[DIRECTION]: Output the material beneath this task exactly, images excluded.

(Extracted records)
· · ·
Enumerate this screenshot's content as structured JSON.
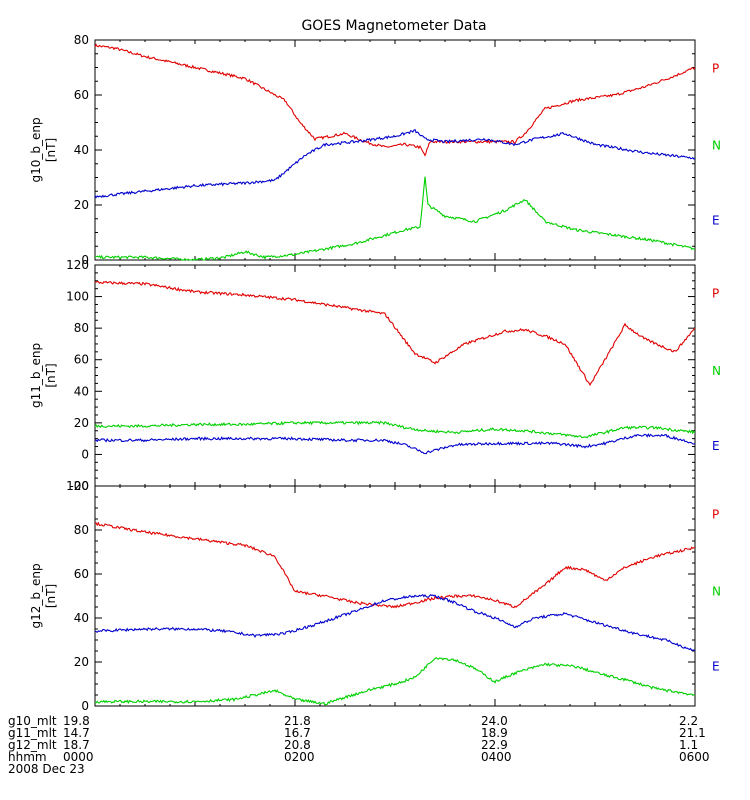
{
  "chart_data": {
    "type": "line",
    "title": "GOES Magnetometer Data",
    "x_range_hours": [
      0,
      6
    ],
    "component_colors": {
      "P": "#e00000",
      "N": "#00d000",
      "E": "#0000cc"
    },
    "panels": [
      {
        "ylabel": "g10_b_enp",
        "units": "[nT]",
        "ylim": [
          0,
          80
        ],
        "yticks": [
          "0",
          "20",
          "40",
          "60",
          "80"
        ],
        "series": [
          {
            "name": "P",
            "x": [
              0,
              0.2,
              0.5,
              1.0,
              1.5,
              1.9,
              2.05,
              2.2,
              2.5,
              2.7,
              2.9,
              3.1,
              3.25,
              3.3,
              3.35,
              3.6,
              3.9,
              4.2,
              4.3,
              4.5,
              4.8,
              5.2,
              5.5,
              5.8,
              6.0
            ],
            "y": [
              78,
              77,
              74,
              70,
              66,
              58,
              50,
              44,
              46,
              43,
              41,
              42,
              41,
              38,
              43,
              43,
              43,
              43,
              46,
              55,
              58,
              60,
              63,
              67,
              70
            ]
          },
          {
            "name": "N",
            "x": [
              0,
              0.5,
              1.0,
              1.3,
              1.5,
              1.7,
              2.0,
              2.3,
              2.6,
              2.9,
              3.1,
              3.25,
              3.3,
              3.33,
              3.5,
              3.8,
              4.1,
              4.3,
              4.5,
              4.8,
              5.2,
              5.6,
              6.0
            ],
            "y": [
              1,
              1,
              0,
              1,
              3,
              1,
              2,
              4,
              6,
              9,
              11,
              12,
              30,
              20,
              16,
              14,
              18,
              22,
              14,
              11,
              9,
              7,
              4
            ]
          },
          {
            "name": "E",
            "x": [
              0,
              0.5,
              1.0,
              1.5,
              1.8,
              2.1,
              2.3,
              2.6,
              3.0,
              3.2,
              3.3,
              3.5,
              3.9,
              4.2,
              4.4,
              4.7,
              5.0,
              5.5,
              6.0
            ],
            "y": [
              23,
              25,
              27,
              28,
              29,
              38,
              42,
              43,
              45,
              47,
              44,
              43,
              44,
              42,
              44,
              46,
              42,
              39,
              37
            ]
          }
        ]
      },
      {
        "ylabel": "g11_b_enp",
        "units": "[nT]",
        "ylim": [
          -20,
          120
        ],
        "yticks": [
          "-20",
          "0",
          "20",
          "40",
          "60",
          "80",
          "100",
          "120"
        ],
        "series": [
          {
            "name": "P",
            "x": [
              0,
              0.5,
              1.0,
              1.5,
              2.0,
              2.5,
              2.9,
              3.1,
              3.2,
              3.4,
              3.7,
              3.9,
              4.1,
              4.3,
              4.5,
              4.7,
              4.95,
              5.1,
              5.3,
              5.5,
              5.8,
              6.0
            ],
            "y": [
              109,
              108,
              103,
              101,
              98,
              93,
              89,
              72,
              64,
              58,
              70,
              74,
              78,
              79,
              75,
              70,
              44,
              60,
              82,
              73,
              65,
              80
            ]
          },
          {
            "name": "N",
            "x": [
              0,
              0.5,
              1.0,
              1.5,
              2.0,
              2.5,
              2.9,
              3.1,
              3.3,
              3.6,
              4.0,
              4.3,
              4.6,
              4.9,
              5.1,
              5.3,
              5.6,
              6.0
            ],
            "y": [
              18,
              18,
              19,
              19,
              20,
              20,
              20,
              17,
              15,
              14,
              16,
              15,
              13,
              11,
              14,
              17,
              17,
              14
            ]
          },
          {
            "name": "E",
            "x": [
              0,
              0.5,
              1.0,
              1.5,
              2.0,
              2.5,
              2.9,
              3.1,
              3.3,
              3.6,
              4.0,
              4.3,
              4.6,
              4.9,
              5.1,
              5.4,
              5.7,
              6.0
            ],
            "y": [
              9,
              9,
              10,
              10,
              10,
              9,
              9,
              6,
              1,
              6,
              7,
              7,
              7,
              5,
              7,
              12,
              12,
              7
            ]
          }
        ]
      },
      {
        "ylabel": "g12_b_enp",
        "units": "[nT]",
        "ylim": [
          0,
          100
        ],
        "yticks": [
          "0",
          "20",
          "40",
          "60",
          "80",
          "100"
        ],
        "series": [
          {
            "name": "P",
            "x": [
              0,
              0.5,
              1.0,
              1.5,
              1.8,
              1.9,
              2.0,
              2.3,
              2.6,
              2.8,
              3.0,
              3.2,
              3.4,
              3.6,
              3.8,
              4.0,
              4.2,
              4.5,
              4.7,
              4.9,
              5.1,
              5.3,
              5.6,
              6.0
            ],
            "y": [
              83,
              79,
              76,
              73,
              68,
              60,
              52,
              50,
              47,
              46,
              45,
              47,
              49,
              50,
              50,
              48,
              45,
              55,
              63,
              62,
              57,
              63,
              68,
              72
            ]
          },
          {
            "name": "N",
            "x": [
              0,
              0.5,
              1.0,
              1.4,
              1.6,
              1.8,
              2.0,
              2.3,
              2.5,
              2.8,
              3.0,
              3.2,
              3.4,
              3.6,
              3.8,
              4.0,
              4.2,
              4.5,
              4.8,
              5.1,
              5.3,
              5.6,
              6.0
            ],
            "y": [
              2,
              2,
              2,
              3,
              5,
              7,
              3,
              1,
              4,
              8,
              10,
              13,
              22,
              21,
              17,
              11,
              15,
              19,
              18,
              14,
              12,
              8,
              5
            ]
          },
          {
            "name": "E",
            "x": [
              0,
              0.5,
              1.0,
              1.3,
              1.6,
              1.9,
              2.2,
              2.6,
              2.9,
              3.2,
              3.4,
              3.6,
              3.8,
              4.0,
              4.2,
              4.4,
              4.7,
              5.0,
              5.4,
              5.7,
              6.0
            ],
            "y": [
              34,
              35,
              35,
              34,
              32,
              33,
              37,
              43,
              48,
              50,
              50,
              47,
              43,
              40,
              36,
              40,
              42,
              38,
              33,
              30,
              25
            ]
          }
        ]
      }
    ]
  },
  "footer": {
    "rows": [
      {
        "label": "g10_mlt",
        "values": [
          "19.8",
          "21.8",
          "24.0",
          "2.2"
        ]
      },
      {
        "label": "g11_mlt",
        "values": [
          "14.7",
          "16.7",
          "18.9",
          "21.1"
        ]
      },
      {
        "label": "g12_mlt",
        "values": [
          "18.7",
          "20.8",
          "22.9",
          "1.1"
        ]
      },
      {
        "label": "hhmm",
        "values": [
          "0000",
          "0200",
          "0400",
          "0600"
        ]
      }
    ],
    "date": "2008 Dec 23"
  }
}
· · ·
[ANSWER TO THIS EXERCISE]:
Enumerate this screenshot's content as structured JSON.
{
  "chart_data": {
    "type": "line",
    "title": "GOES Magnetometer Data",
    "x_range_hours": [
      0,
      6
    ],
    "component_colors": {
      "P": "#e00000",
      "N": "#00d000",
      "E": "#0000cc"
    },
    "panels": [
      {
        "ylabel": "g10_b_enp",
        "units": "[nT]",
        "ylim": [
          0,
          80
        ],
        "yticks": [
          "0",
          "20",
          "40",
          "60",
          "80"
        ],
        "series": [
          {
            "name": "P",
            "x": [
              0,
              0.2,
              0.5,
              1.0,
              1.5,
              1.9,
              2.05,
              2.2,
              2.5,
              2.7,
              2.9,
              3.1,
              3.25,
              3.3,
              3.35,
              3.6,
              3.9,
              4.2,
              4.3,
              4.5,
              4.8,
              5.2,
              5.5,
              5.8,
              6.0
            ],
            "y": [
              78,
              77,
              74,
              70,
              66,
              58,
              50,
              44,
              46,
              43,
              41,
              42,
              41,
              38,
              43,
              43,
              43,
              43,
              46,
              55,
              58,
              60,
              63,
              67,
              70
            ]
          },
          {
            "name": "N",
            "x": [
              0,
              0.5,
              1.0,
              1.3,
              1.5,
              1.7,
              2.0,
              2.3,
              2.6,
              2.9,
              3.1,
              3.25,
              3.3,
              3.33,
              3.5,
              3.8,
              4.1,
              4.3,
              4.5,
              4.8,
              5.2,
              5.6,
              6.0
            ],
            "y": [
              1,
              1,
              0,
              1,
              3,
              1,
              2,
              4,
              6,
              9,
              11,
              12,
              30,
              20,
              16,
              14,
              18,
              22,
              14,
              11,
              9,
              7,
              4
            ]
          },
          {
            "name": "E",
            "x": [
              0,
              0.5,
              1.0,
              1.5,
              1.8,
              2.1,
              2.3,
              2.6,
              3.0,
              3.2,
              3.3,
              3.5,
              3.9,
              4.2,
              4.4,
              4.7,
              5.0,
              5.5,
              6.0
            ],
            "y": [
              23,
              25,
              27,
              28,
              29,
              38,
              42,
              43,
              45,
              47,
              44,
              43,
              44,
              42,
              44,
              46,
              42,
              39,
              37
            ]
          }
        ]
      },
      {
        "ylabel": "g11_b_enp",
        "units": "[nT]",
        "ylim": [
          -20,
          120
        ],
        "yticks": [
          "-20",
          "0",
          "20",
          "40",
          "60",
          "80",
          "100",
          "120"
        ],
        "series": [
          {
            "name": "P",
            "x": [
              0,
              0.5,
              1.0,
              1.5,
              2.0,
              2.5,
              2.9,
              3.1,
              3.2,
              3.4,
              3.7,
              3.9,
              4.1,
              4.3,
              4.5,
              4.7,
              4.95,
              5.1,
              5.3,
              5.5,
              5.8,
              6.0
            ],
            "y": [
              109,
              108,
              103,
              101,
              98,
              93,
              89,
              72,
              64,
              58,
              70,
              74,
              78,
              79,
              75,
              70,
              44,
              60,
              82,
              73,
              65,
              80
            ]
          },
          {
            "name": "N",
            "x": [
              0,
              0.5,
              1.0,
              1.5,
              2.0,
              2.5,
              2.9,
              3.1,
              3.3,
              3.6,
              4.0,
              4.3,
              4.6,
              4.9,
              5.1,
              5.3,
              5.6,
              6.0
            ],
            "y": [
              18,
              18,
              19,
              19,
              20,
              20,
              20,
              17,
              15,
              14,
              16,
              15,
              13,
              11,
              14,
              17,
              17,
              14
            ]
          },
          {
            "name": "E",
            "x": [
              0,
              0.5,
              1.0,
              1.5,
              2.0,
              2.5,
              2.9,
              3.1,
              3.3,
              3.6,
              4.0,
              4.3,
              4.6,
              4.9,
              5.1,
              5.4,
              5.7,
              6.0
            ],
            "y": [
              9,
              9,
              10,
              10,
              10,
              9,
              9,
              6,
              1,
              6,
              7,
              7,
              7,
              5,
              7,
              12,
              12,
              7
            ]
          }
        ]
      },
      {
        "ylabel": "g12_b_enp",
        "units": "[nT]",
        "ylim": [
          0,
          100
        ],
        "yticks": [
          "0",
          "20",
          "40",
          "60",
          "80",
          "100"
        ],
        "series": [
          {
            "name": "P",
            "x": [
              0,
              0.5,
              1.0,
              1.5,
              1.8,
              1.9,
              2.0,
              2.3,
              2.6,
              2.8,
              3.0,
              3.2,
              3.4,
              3.6,
              3.8,
              4.0,
              4.2,
              4.5,
              4.7,
              4.9,
              5.1,
              5.3,
              5.6,
              6.0
            ],
            "y": [
              83,
              79,
              76,
              73,
              68,
              60,
              52,
              50,
              47,
              46,
              45,
              47,
              49,
              50,
              50,
              48,
              45,
              55,
              63,
              62,
              57,
              63,
              68,
              72
            ]
          },
          {
            "name": "N",
            "x": [
              0,
              0.5,
              1.0,
              1.4,
              1.6,
              1.8,
              2.0,
              2.3,
              2.5,
              2.8,
              3.0,
              3.2,
              3.4,
              3.6,
              3.8,
              4.0,
              4.2,
              4.5,
              4.8,
              5.1,
              5.3,
              5.6,
              6.0
            ],
            "y": [
              2,
              2,
              2,
              3,
              5,
              7,
              3,
              1,
              4,
              8,
              10,
              13,
              22,
              21,
              17,
              11,
              15,
              19,
              18,
              14,
              12,
              8,
              5
            ]
          },
          {
            "name": "E",
            "x": [
              0,
              0.5,
              1.0,
              1.3,
              1.6,
              1.9,
              2.2,
              2.6,
              2.9,
              3.2,
              3.4,
              3.6,
              3.8,
              4.0,
              4.2,
              4.4,
              4.7,
              5.0,
              5.4,
              5.7,
              6.0
            ],
            "y": [
              34,
              35,
              35,
              34,
              32,
              33,
              37,
              43,
              48,
              50,
              50,
              47,
              43,
              40,
              36,
              40,
              42,
              38,
              33,
              30,
              25
            ]
          }
        ]
      }
    ]
  },
  "footer": {
    "rows": [
      {
        "label": "g10_mlt",
        "values": [
          "19.8",
          "21.8",
          "24.0",
          "2.2"
        ]
      },
      {
        "label": "g11_mlt",
        "values": [
          "14.7",
          "16.7",
          "18.9",
          "21.1"
        ]
      },
      {
        "label": "g12_mlt",
        "values": [
          "18.7",
          "20.8",
          "22.9",
          "1.1"
        ]
      },
      {
        "label": "hhmm",
        "values": [
          "0000",
          "0200",
          "0400",
          "0600"
        ]
      }
    ],
    "date": "2008 Dec 23"
  }
}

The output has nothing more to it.